Goal ▸ Find every line in the records below that holds the word "JSON" and copy it.

------ Provided data ------

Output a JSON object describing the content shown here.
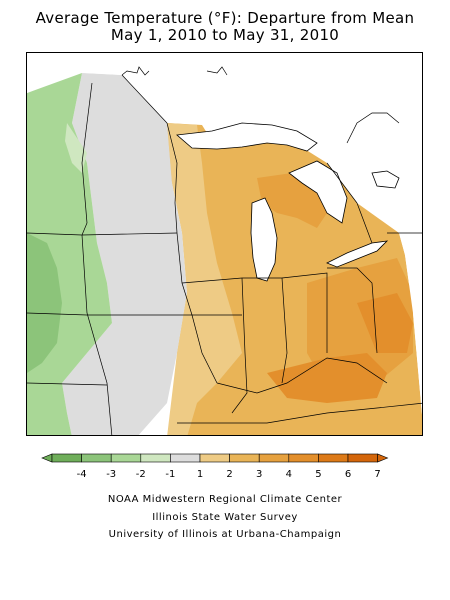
{
  "title_line1": "Average Temperature (°F): Departure from Mean",
  "title_line2": "May 1, 2010 to May 31, 2010",
  "legend": {
    "colors": [
      "#6fae5a",
      "#8cc47a",
      "#a9d796",
      "#cfe7c0",
      "#dddddd",
      "#eecb85",
      "#e9b457",
      "#e6a13f",
      "#e38f2c",
      "#dd7a18",
      "#d4660b"
    ],
    "labels": [
      "-4",
      "-3",
      "-2",
      "-1",
      "1",
      "2",
      "3",
      "4",
      "5",
      "6",
      "7"
    ]
  },
  "credits": [
    "NOAA Midwestern Regional Climate Center",
    "Illinois State Water Survey",
    "University of Illinois at Urbana-Champaign"
  ]
}
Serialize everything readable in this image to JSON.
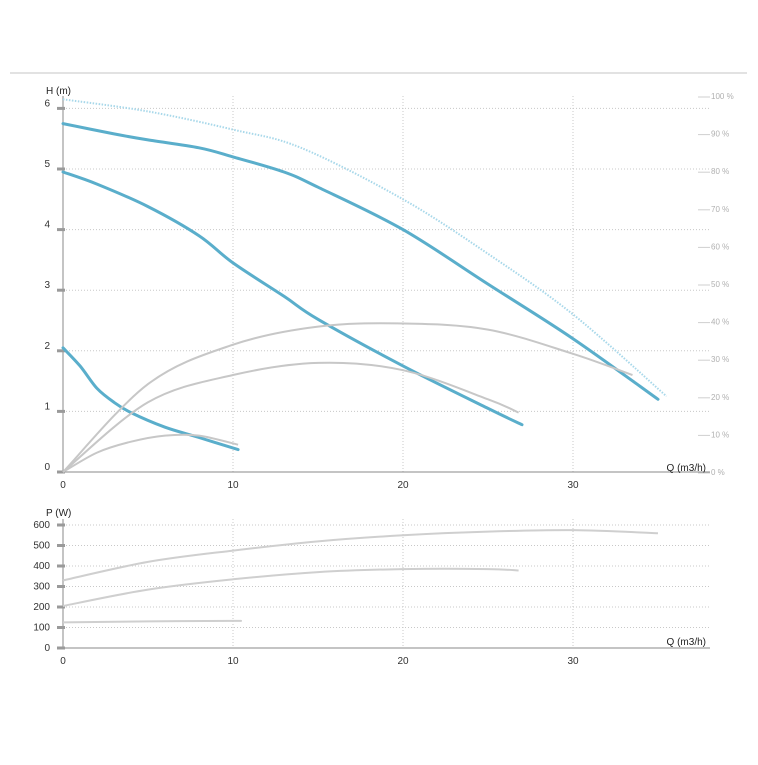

------

Output ▸
Output a JSON object describing the content shown here.
Serialize everything readable in this image to JSON.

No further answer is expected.